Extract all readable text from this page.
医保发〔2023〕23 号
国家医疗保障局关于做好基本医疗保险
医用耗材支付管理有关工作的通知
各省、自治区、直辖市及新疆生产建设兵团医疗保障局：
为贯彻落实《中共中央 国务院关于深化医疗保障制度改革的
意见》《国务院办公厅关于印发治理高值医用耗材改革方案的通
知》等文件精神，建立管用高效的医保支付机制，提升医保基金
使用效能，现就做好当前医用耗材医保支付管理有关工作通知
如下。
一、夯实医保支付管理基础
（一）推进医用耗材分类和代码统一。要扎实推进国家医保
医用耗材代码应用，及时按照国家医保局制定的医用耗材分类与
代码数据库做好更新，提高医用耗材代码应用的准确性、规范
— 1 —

---------------

→ What needs to be done: Write out each line of the data above again, exactly as given.

→ Solution for this exercise:
Extract all readable text from this page.
医保发〔2023〕23 号
国家医疗保障局关于做好基本医疗保险
医用耗材支付管理有关工作的通知
各省、自治区、直辖市及新疆生产建设兵团医疗保障局：
为贯彻落实《中共中央 国务院关于深化医疗保障制度改革的
意见》《国务院办公厅关于印发治理高值医用耗材改革方案的通
知》等文件精神，建立管用高效的医保支付机制，提升医保基金
使用效能，现就做好当前医用耗材医保支付管理有关工作通知
如下。
一、夯实医保支付管理基础
（一）推进医用耗材分类和代码统一。要扎实推进国家医保
医用耗材代码应用，及时按照国家医保局制定的医用耗材分类与
代码数据库做好更新，提高医用耗材代码应用的准确性、规范
— 1 —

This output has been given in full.